* begin Entries supplied *

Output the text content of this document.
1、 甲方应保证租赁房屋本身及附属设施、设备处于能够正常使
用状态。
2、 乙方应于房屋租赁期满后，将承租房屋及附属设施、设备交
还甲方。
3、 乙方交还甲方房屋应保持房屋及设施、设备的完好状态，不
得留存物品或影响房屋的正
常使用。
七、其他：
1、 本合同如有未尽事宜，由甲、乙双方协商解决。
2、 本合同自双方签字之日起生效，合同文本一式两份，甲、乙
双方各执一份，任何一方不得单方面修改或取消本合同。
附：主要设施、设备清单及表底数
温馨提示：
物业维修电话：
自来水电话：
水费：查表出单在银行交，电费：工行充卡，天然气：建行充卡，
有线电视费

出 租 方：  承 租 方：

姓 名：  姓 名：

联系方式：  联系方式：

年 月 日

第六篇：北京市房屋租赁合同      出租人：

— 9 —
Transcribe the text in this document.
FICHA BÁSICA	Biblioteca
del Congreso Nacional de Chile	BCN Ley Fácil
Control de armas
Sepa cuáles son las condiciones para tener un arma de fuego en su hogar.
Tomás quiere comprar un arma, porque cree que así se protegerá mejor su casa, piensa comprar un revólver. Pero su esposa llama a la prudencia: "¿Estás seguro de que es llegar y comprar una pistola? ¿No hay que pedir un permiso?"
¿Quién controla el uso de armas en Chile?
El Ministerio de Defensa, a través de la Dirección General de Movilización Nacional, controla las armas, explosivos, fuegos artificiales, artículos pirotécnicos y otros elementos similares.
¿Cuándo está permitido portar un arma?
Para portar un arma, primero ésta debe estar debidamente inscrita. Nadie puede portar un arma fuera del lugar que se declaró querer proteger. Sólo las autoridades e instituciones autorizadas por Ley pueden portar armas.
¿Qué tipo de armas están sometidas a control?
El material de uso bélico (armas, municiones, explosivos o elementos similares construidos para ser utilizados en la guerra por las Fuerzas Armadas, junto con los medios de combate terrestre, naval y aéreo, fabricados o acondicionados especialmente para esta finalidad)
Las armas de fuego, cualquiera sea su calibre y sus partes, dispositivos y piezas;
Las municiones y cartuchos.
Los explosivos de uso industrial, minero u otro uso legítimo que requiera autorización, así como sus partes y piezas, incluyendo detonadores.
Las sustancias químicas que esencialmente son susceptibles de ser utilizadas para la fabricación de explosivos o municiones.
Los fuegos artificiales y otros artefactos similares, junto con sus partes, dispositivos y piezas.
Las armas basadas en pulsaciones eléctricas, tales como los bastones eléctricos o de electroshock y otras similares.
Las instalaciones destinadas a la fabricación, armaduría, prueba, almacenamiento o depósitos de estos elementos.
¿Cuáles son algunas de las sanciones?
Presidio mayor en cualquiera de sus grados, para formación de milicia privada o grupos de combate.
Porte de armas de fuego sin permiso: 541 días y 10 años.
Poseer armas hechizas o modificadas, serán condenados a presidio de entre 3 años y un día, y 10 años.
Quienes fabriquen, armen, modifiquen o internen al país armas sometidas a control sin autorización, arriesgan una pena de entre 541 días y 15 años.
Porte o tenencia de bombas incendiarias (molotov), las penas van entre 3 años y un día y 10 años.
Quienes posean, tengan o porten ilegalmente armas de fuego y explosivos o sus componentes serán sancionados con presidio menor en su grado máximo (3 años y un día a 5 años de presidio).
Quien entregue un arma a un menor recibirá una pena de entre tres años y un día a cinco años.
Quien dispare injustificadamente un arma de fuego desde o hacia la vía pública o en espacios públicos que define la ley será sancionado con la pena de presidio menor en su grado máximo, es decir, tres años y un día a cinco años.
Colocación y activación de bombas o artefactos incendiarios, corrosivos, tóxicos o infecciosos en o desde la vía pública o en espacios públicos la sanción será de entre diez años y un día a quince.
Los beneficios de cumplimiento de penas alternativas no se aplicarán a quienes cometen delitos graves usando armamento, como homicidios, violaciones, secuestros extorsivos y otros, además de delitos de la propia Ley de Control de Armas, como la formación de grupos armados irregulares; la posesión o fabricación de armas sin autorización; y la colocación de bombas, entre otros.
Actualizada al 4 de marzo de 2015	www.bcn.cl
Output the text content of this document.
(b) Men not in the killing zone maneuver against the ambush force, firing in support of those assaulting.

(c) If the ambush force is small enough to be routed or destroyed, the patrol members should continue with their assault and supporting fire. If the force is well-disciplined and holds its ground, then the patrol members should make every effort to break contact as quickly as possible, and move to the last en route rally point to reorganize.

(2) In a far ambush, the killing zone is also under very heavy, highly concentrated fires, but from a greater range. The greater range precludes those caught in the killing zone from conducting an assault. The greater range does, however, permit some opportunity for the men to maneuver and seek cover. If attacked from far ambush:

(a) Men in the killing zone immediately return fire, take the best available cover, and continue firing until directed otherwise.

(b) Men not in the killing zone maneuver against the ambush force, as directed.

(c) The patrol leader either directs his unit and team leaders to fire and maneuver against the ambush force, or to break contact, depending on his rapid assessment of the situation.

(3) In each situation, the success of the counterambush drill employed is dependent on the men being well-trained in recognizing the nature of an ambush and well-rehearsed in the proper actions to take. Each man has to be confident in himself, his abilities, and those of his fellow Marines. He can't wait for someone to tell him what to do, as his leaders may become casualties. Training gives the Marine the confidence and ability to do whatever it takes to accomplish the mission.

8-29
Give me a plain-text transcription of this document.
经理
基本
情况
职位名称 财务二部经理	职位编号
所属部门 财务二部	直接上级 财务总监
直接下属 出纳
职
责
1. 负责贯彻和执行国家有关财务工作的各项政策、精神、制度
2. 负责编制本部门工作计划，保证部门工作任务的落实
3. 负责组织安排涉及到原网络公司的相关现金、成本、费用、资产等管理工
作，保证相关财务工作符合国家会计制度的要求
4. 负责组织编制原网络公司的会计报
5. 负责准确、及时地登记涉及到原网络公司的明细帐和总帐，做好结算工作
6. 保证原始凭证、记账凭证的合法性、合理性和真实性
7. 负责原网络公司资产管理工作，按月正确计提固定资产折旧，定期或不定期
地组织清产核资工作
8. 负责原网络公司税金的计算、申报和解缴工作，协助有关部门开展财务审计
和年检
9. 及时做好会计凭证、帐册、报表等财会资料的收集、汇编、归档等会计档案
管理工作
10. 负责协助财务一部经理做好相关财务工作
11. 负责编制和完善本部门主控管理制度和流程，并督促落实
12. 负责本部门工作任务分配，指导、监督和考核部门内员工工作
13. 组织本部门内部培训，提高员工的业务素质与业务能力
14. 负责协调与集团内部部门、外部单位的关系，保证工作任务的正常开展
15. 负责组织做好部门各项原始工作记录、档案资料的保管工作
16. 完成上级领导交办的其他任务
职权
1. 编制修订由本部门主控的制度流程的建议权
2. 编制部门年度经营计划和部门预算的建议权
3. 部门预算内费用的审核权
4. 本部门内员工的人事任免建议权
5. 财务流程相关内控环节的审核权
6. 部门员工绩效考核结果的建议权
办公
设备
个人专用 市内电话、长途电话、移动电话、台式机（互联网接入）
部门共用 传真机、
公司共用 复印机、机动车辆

* end Entries supplied *

* _Stated problem_: Repeat all entries. Match them exactly.

* _Response_:
Output the text content of this document.
1、 甲方应保证租赁房屋本身及附属设施、设备处于能够正常使
用状态。
2、 乙方应于房屋租赁期满后，将承租房屋及附属设施、设备交
还甲方。
3、 乙方交还甲方房屋应保持房屋及设施、设备的完好状态，不
得留存物品或影响房屋的正
常使用。
七、其他：
1、 本合同如有未尽事宜，由甲、乙双方协商解决。
2、 本合同自双方签字之日起生效，合同文本一式两份，甲、乙
双方各执一份，任何一方不得单方面修改或取消本合同。
附：主要设施、设备清单及表底数
温馨提示：
物业维修电话：
自来水电话：
水费：查表出单在银行交，电费：工行充卡，天然气：建行充卡，
有线电视费

出 租 方：  承 租 方：

姓 名：  姓 名：

联系方式：  联系方式：

年 月 日

第六篇：北京市房屋租赁合同      出租人：

— 9 —
Transcribe the text in this document.
FICHA BÁSICA	Biblioteca
del Congreso Nacional de Chile	BCN Ley Fácil
Control de armas
Sepa cuáles son las condiciones para tener un arma de fuego en su hogar.
Tomás quiere comprar un arma, porque cree que así se protegerá mejor su casa, piensa comprar un revólver. Pero su esposa llama a la prudencia: "¿Estás seguro de que es llegar y comprar una pistola? ¿No hay que pedir un permiso?"
¿Quién controla el uso de armas en Chile?
El Ministerio de Defensa, a través de la Dirección General de Movilización Nacional, controla las armas, explosivos, fuegos artificiales, artículos pirotécnicos y otros elementos similares.
¿Cuándo está permitido portar un arma?
Para portar un arma, primero ésta debe estar debidamente inscrita. Nadie puede portar un arma fuera del lugar que se declaró querer proteger. Sólo las autoridades e instituciones autorizadas por Ley pueden portar armas.
¿Qué tipo de armas están sometidas a control?
El material de uso bélico (armas, municiones, explosivos o elementos similares construidos para ser utilizados en la guerra por las Fuerzas Armadas, junto con los medios de combate terrestre, naval y aéreo, fabricados o acondicionados especialmente para esta finalidad)
Las armas de fuego, cualquiera sea su calibre y sus partes, dispositivos y piezas;
Las municiones y cartuchos.
Los explosivos de uso industrial, minero u otro uso legítimo que requiera autorización, así como sus partes y piezas, incluyendo detonadores.
Las sustancias químicas que esencialmente son susceptibles de ser utilizadas para la fabricación de explosivos o municiones.
Los fuegos artificiales y otros artefactos similares, junto con sus partes, dispositivos y piezas.
Las armas basadas en pulsaciones eléctricas, tales como los bastones eléctricos o de electroshock y otras similares.
Las instalaciones destinadas a la fabricación, armaduría, prueba, almacenamiento o depósitos de estos elementos.
¿Cuáles son algunas de las sanciones?
Presidio mayor en cualquiera de sus grados, para formación de milicia privada o grupos de combate.
Porte de armas de fuego sin permiso: 541 días y 10 años.
Poseer armas hechizas o modificadas, serán condenados a presidio de entre 3 años y un día, y 10 años.
Quienes fabriquen, armen, modifiquen o internen al país armas sometidas a control sin autorización, arriesgan una pena de entre 541 días y 15 años.
Porte o tenencia de bombas incendiarias (molotov), las penas van entre 3 años y un día y 10 años.
Quienes posean, tengan o porten ilegalmente armas de fuego y explosivos o sus componentes serán sancionados con presidio menor en su grado máximo (3 años y un día a 5 años de presidio).
Quien entregue un arma a un menor recibirá una pena de entre tres años y un día a cinco años.
Quien dispare injustificadamente un arma de fuego desde o hacia la vía pública o en espacios públicos que define la ley será sancionado con la pena de presidio menor en su grado máximo, es decir, tres años y un día a cinco años.
Colocación y activación de bombas o artefactos incendiarios, corrosivos, tóxicos o infecciosos en o desde la vía pública o en espacios públicos la sanción será de entre diez años y un día a quince.
Los beneficios de cumplimiento de penas alternativas no se aplicarán a quienes cometen delitos graves usando armamento, como homicidios, violaciones, secuestros extorsivos y otros, además de delitos de la propia Ley de Control de Armas, como la formación de grupos armados irregulares; la posesión o fabricación de armas sin autorización; y la colocación de bombas, entre otros.
Actualizada al 4 de marzo de 2015	www.bcn.cl
Output the text content of this document.
(b) Men not in the killing zone maneuver against the ambush force, firing in support of those assaulting.

(c) If the ambush force is small enough to be routed or destroyed, the patrol members should continue with their assault and supporting fire. If the force is well-disciplined and holds its ground, then the patrol members should make every effort to break contact as quickly as possible, and move to the last en route rally point to reorganize.

(2) In a far ambush, the killing zone is also under very heavy, highly concentrated fires, but from a greater range. The greater range precludes those caught in the killing zone from conducting an assault. The greater range does, however, permit some opportunity for the men to maneuver and seek cover. If attacked from far ambush:

(a) Men in the killing zone immediately return fire, take the best available cover, and continue firing until directed otherwise.

(b) Men not in the killing zone maneuver against the ambush force, as directed.

(c) The patrol leader either directs his unit and team leaders to fire and maneuver against the ambush force, or to break contact, depending on his rapid assessment of the situation.

(3) In each situation, the success of the counterambush drill employed is dependent on the men being well-trained in recognizing the nature of an ambush and well-rehearsed in the proper actions to take. Each man has to be confident in himself, his abilities, and those of his fellow Marines. He can't wait for someone to tell him what to do, as his leaders may become casualties. Training gives the Marine the confidence and ability to do whatever it takes to accomplish the mission.

8-29
Give me a plain-text transcription of this document.
经理
基本
情况
职位名称 财务二部经理	职位编号
所属部门 财务二部	直接上级 财务总监
直接下属 出纳
职
责
1. 负责贯彻和执行国家有关财务工作的各项政策、精神、制度
2. 负责编制本部门工作计划，保证部门工作任务的落实
3. 负责组织安排涉及到原网络公司的相关现金、成本、费用、资产等管理工
作，保证相关财务工作符合国家会计制度的要求
4. 负责组织编制原网络公司的会计报
5. 负责准确、及时地登记涉及到原网络公司的明细帐和总帐，做好结算工作
6. 保证原始凭证、记账凭证的合法性、合理性和真实性
7. 负责原网络公司资产管理工作，按月正确计提固定资产折旧，定期或不定期
地组织清产核资工作
8. 负责原网络公司税金的计算、申报和解缴工作，协助有关部门开展财务审计
和年检
9. 及时做好会计凭证、帐册、报表等财会资料的收集、汇编、归档等会计档案
管理工作
10. 负责协助财务一部经理做好相关财务工作
11. 负责编制和完善本部门主控管理制度和流程，并督促落实
12. 负责本部门工作任务分配，指导、监督和考核部门内员工工作
13. 组织本部门内部培训，提高员工的业务素质与业务能力
14. 负责协调与集团内部部门、外部单位的关系，保证工作任务的正常开展
15. 负责组织做好部门各项原始工作记录、档案资料的保管工作
16. 完成上级领导交办的其他任务
职权
1. 编制修订由本部门主控的制度流程的建议权
2. 编制部门年度经营计划和部门预算的建议权
3. 部门预算内费用的审核权
4. 本部门内员工的人事任免建议权
5. 财务流程相关内控环节的审核权
6. 部门员工绩效考核结果的建议权
办公
设备
个人专用 市内电话、长途电话、移动电话、台式机（互联网接入）
部门共用 传真机、
公司共用 复印机、机动车辆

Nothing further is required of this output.